◆ What is expected ◆
Write out all of the data without omission, exactly as shown.

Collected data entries

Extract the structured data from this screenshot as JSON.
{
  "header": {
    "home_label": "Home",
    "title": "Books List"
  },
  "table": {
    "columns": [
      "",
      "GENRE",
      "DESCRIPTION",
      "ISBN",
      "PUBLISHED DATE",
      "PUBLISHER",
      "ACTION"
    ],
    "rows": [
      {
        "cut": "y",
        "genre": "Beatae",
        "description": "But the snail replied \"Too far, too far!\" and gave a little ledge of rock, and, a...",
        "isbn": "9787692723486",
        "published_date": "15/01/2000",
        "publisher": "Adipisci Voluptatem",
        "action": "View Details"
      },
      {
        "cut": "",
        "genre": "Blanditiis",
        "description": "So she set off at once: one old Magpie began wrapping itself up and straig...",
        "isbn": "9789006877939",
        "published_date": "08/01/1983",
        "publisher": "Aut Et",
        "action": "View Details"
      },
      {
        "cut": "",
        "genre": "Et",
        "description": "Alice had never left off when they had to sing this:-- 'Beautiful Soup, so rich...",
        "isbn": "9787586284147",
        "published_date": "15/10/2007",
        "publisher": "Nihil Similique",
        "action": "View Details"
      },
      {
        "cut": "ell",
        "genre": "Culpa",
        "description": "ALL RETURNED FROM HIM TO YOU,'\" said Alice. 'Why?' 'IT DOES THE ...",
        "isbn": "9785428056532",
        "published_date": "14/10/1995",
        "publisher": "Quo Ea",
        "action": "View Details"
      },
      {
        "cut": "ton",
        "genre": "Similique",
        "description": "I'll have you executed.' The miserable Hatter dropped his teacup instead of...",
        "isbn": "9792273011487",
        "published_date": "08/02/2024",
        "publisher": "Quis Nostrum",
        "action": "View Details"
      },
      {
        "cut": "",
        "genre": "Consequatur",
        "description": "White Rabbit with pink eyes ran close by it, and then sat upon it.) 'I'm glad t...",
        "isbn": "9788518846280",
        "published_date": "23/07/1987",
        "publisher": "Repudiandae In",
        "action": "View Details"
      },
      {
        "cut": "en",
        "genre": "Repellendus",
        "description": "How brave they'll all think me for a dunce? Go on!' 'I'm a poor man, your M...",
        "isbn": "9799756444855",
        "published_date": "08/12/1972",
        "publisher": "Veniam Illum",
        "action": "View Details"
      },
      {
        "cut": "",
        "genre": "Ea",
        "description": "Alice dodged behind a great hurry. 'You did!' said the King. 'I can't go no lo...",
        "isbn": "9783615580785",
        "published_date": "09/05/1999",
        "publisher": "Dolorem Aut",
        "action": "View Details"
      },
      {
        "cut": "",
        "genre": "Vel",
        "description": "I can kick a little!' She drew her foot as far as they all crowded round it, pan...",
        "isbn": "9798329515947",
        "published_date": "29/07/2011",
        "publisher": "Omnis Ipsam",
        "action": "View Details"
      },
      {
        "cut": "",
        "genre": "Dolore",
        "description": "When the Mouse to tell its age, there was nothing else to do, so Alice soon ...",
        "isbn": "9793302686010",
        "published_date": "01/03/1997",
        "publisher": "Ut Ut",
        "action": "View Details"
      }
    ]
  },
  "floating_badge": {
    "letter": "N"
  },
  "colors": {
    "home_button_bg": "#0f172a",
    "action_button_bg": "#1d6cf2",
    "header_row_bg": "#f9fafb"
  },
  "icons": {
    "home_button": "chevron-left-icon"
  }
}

◆ Finished exercise ◆
Extract the structured data from this screenshot as JSON.
{
  "header": {
    "home_label": "Home",
    "title": "Books List"
  },
  "table": {
    "columns": [
      "",
      "GENRE",
      "DESCRIPTION",
      "ISBN",
      "PUBLISHED DATE",
      "PUBLISHER",
      "ACTION"
    ],
    "rows": [
      {
        "cut": "y",
        "genre": "Beatae",
        "description": "But the snail replied \"Too far, too far!\" and gave a little ledge of rock, and, a...",
        "isbn": "9787692723486",
        "published_date": "15/01/2000",
        "publisher": "Adipisci Voluptatem",
        "action": "View Details"
      },
      {
        "cut": "",
        "genre": "Blanditiis",
        "description": "So she set off at once: one old Magpie began wrapping itself up and straig...",
        "isbn": "9789006877939",
        "published_date": "08/01/1983",
        "publisher": "Aut Et",
        "action": "View Details"
      },
      {
        "cut": "",
        "genre": "Et",
        "description": "Alice had never left off when they had to sing this:-- 'Beautiful Soup, so rich...",
        "isbn": "9787586284147",
        "published_date": "15/10/2007",
        "publisher": "Nihil Similique",
        "action": "View Details"
      },
      {
        "cut": "ell",
        "genre": "Culpa",
        "description": "ALL RETURNED FROM HIM TO YOU,'\" said Alice. 'Why?' 'IT DOES THE ...",
        "isbn": "9785428056532",
        "published_date": "14/10/1995",
        "publisher": "Quo Ea",
        "action": "View Details"
      },
      {
        "cut": "ton",
        "genre": "Similique",
        "description": "I'll have you executed.' The miserable Hatter dropped his teacup instead of...",
        "isbn": "9792273011487",
        "published_date": "08/02/2024",
        "publisher": "Quis Nostrum",
        "action": "View Details"
      },
      {
        "cut": "",
        "genre": "Consequatur",
        "description": "White Rabbit with pink eyes ran close by it, and then sat upon it.) 'I'm glad t...",
        "isbn": "9788518846280",
        "published_date": "23/07/1987",
        "publisher": "Repudiandae In",
        "action": "View Details"
      },
      {
        "cut": "en",
        "genre": "Repellendus",
        "description": "How brave they'll all think me for a dunce? Go on!' 'I'm a poor man, your M...",
        "isbn": "9799756444855",
        "published_date": "08/12/1972",
        "publisher": "Veniam Illum",
        "action": "View Details"
      },
      {
        "cut": "",
        "genre": "Ea",
        "description": "Alice dodged behind a great hurry. 'You did!' said the King. 'I can't go no lo...",
        "isbn": "9783615580785",
        "published_date": "09/05/1999",
        "publisher": "Dolorem Aut",
        "action": "View Details"
      },
      {
        "cut": "",
        "genre": "Vel",
        "description": "I can kick a little!' She drew her foot as far as they all crowded round it, pan...",
        "isbn": "9798329515947",
        "published_date": "29/07/2011",
        "publisher": "Omnis Ipsam",
        "action": "View Details"
      },
      {
        "cut": "",
        "genre": "Dolore",
        "description": "When the Mouse to tell its age, there was nothing else to do, so Alice soon ...",
        "isbn": "9793302686010",
        "published_date": "01/03/1997",
        "publisher": "Ut Ut",
        "action": "View Details"
      }
    ]
  },
  "floating_badge": {
    "letter": "N"
  },
  "colors": {
    "home_button_bg": "#0f172a",
    "action_button_bg": "#1d6cf2",
    "header_row_bg": "#f9fafb"
  },
  "icons": {
    "home_button": "chevron-left-icon"
  }
}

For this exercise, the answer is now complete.